━━━━━ Materials provided ━━━━━
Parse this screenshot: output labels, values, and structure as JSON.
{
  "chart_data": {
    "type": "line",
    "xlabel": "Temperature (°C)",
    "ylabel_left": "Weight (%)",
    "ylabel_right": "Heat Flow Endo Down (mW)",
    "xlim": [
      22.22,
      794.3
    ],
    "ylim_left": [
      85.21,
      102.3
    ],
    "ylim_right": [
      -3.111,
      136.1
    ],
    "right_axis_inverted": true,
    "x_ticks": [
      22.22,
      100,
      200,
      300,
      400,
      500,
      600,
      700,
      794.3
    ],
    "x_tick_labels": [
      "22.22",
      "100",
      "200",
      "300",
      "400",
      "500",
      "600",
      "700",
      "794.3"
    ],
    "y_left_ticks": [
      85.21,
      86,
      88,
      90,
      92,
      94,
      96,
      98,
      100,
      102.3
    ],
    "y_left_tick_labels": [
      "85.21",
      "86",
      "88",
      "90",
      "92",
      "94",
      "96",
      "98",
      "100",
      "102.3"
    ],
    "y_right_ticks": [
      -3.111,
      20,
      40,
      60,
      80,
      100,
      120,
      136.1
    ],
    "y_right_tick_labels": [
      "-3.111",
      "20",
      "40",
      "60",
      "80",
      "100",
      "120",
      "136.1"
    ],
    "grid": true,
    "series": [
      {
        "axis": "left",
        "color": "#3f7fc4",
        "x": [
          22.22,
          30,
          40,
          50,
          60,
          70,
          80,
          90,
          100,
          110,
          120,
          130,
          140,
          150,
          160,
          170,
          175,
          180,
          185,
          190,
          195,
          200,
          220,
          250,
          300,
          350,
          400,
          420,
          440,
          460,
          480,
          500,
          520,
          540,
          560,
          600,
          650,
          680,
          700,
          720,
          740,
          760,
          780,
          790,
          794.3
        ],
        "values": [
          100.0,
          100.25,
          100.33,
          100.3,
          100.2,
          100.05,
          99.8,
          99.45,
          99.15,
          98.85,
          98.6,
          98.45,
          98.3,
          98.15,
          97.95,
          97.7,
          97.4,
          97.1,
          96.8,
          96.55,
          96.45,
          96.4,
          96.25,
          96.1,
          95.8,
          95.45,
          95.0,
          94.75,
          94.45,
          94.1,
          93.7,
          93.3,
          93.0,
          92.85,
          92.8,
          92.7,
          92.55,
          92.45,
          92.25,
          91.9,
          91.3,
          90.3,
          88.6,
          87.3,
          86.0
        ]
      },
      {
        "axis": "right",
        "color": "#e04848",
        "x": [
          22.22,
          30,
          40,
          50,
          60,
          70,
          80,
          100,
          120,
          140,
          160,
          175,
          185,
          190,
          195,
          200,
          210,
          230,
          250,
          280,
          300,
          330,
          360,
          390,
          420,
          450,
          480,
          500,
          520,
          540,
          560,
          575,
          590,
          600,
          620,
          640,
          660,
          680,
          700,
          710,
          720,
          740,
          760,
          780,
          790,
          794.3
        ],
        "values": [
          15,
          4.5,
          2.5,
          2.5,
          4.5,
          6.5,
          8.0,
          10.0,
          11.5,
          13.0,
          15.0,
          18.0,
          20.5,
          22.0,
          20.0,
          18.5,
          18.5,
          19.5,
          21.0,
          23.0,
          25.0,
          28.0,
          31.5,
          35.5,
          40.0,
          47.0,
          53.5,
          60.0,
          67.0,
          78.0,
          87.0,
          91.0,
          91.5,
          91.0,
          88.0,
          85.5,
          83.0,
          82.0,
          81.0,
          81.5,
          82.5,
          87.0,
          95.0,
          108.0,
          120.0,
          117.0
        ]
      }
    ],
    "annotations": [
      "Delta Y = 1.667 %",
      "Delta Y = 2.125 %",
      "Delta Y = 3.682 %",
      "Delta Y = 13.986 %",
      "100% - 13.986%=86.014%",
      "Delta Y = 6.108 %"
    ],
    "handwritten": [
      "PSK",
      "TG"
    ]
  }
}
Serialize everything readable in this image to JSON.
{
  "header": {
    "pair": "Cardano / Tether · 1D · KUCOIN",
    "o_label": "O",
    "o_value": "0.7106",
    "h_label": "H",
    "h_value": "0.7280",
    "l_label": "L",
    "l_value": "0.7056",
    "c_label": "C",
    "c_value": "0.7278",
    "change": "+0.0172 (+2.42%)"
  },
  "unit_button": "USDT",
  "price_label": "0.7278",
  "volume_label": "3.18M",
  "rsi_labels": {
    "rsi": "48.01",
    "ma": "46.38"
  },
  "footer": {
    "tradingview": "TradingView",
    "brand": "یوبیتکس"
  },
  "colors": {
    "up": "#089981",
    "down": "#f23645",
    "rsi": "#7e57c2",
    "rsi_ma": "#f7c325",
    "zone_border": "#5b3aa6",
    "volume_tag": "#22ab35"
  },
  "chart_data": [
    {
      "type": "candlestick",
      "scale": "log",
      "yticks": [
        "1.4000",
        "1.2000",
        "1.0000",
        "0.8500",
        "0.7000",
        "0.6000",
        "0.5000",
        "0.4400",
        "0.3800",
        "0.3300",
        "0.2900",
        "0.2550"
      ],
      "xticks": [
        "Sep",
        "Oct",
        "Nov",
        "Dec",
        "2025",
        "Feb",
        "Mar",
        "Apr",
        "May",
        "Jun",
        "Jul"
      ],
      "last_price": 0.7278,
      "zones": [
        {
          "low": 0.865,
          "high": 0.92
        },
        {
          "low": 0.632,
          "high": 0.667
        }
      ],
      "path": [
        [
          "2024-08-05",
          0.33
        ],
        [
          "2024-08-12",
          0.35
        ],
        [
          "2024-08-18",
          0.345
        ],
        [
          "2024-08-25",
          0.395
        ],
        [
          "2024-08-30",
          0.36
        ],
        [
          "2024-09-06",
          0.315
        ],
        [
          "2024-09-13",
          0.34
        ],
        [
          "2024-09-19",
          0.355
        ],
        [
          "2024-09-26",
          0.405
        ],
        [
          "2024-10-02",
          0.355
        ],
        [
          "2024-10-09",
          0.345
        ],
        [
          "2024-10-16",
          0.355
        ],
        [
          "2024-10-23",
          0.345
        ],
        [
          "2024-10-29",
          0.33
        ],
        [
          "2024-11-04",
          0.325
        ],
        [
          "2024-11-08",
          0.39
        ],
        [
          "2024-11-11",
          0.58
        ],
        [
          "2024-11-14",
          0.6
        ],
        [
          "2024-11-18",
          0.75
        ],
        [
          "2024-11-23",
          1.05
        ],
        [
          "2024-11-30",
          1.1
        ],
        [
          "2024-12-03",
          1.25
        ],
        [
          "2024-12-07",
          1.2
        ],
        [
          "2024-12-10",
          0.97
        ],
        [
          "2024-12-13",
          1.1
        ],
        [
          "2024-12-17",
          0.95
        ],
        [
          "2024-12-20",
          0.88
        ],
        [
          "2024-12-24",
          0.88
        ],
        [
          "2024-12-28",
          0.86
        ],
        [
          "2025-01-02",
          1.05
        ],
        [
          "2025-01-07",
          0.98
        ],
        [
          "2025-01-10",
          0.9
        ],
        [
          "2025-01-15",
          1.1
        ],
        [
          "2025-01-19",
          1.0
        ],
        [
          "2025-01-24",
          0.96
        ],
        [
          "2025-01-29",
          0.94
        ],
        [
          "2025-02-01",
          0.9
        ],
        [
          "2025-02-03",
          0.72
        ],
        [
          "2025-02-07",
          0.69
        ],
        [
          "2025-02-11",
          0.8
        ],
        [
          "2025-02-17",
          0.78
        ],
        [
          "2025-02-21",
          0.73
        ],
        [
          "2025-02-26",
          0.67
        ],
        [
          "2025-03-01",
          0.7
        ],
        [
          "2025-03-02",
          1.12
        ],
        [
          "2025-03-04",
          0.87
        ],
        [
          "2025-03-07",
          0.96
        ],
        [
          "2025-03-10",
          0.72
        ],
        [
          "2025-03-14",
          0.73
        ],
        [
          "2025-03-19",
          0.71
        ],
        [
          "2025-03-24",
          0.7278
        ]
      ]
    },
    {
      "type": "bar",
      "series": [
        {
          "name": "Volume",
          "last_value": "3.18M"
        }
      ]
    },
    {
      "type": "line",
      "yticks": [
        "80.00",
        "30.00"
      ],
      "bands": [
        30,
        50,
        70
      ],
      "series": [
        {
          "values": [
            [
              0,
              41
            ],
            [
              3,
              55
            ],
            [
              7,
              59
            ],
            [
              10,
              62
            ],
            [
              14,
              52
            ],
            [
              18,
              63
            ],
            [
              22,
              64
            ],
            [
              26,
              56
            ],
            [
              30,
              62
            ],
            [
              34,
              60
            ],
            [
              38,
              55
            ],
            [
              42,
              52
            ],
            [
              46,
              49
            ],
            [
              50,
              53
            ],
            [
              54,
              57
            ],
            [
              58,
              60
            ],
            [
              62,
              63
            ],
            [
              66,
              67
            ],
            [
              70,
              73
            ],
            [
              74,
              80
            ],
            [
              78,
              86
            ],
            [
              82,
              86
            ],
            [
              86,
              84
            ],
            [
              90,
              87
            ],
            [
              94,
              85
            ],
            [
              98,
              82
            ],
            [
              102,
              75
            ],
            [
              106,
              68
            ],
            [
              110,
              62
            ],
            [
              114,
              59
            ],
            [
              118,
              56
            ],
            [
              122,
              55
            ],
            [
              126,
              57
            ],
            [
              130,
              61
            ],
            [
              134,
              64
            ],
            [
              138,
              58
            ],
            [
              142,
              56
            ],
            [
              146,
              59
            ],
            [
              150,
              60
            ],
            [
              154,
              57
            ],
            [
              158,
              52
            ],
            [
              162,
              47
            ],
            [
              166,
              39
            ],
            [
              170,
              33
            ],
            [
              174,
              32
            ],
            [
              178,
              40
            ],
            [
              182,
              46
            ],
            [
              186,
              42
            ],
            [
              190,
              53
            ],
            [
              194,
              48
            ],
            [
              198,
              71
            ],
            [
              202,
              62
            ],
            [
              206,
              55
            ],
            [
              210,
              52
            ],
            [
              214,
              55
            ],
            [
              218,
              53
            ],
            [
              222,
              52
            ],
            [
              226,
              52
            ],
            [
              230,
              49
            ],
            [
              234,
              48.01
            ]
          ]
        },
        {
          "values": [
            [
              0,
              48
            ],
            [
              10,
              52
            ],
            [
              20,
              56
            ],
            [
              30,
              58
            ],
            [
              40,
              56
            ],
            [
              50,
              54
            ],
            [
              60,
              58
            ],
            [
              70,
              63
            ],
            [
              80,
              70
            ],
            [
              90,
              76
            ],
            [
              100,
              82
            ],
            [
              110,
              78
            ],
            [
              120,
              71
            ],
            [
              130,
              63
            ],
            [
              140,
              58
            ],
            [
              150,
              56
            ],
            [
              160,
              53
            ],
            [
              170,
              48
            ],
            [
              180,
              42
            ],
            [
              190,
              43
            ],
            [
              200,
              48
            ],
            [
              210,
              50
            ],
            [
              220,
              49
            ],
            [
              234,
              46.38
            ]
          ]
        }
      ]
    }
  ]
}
━━━━━
Task directions: Look through the listing and extract every line with "this" in it.

The solution:
Parse this screenshot: output labels, values, and structure as JSON.
Serialize everything readable in this image to JSON.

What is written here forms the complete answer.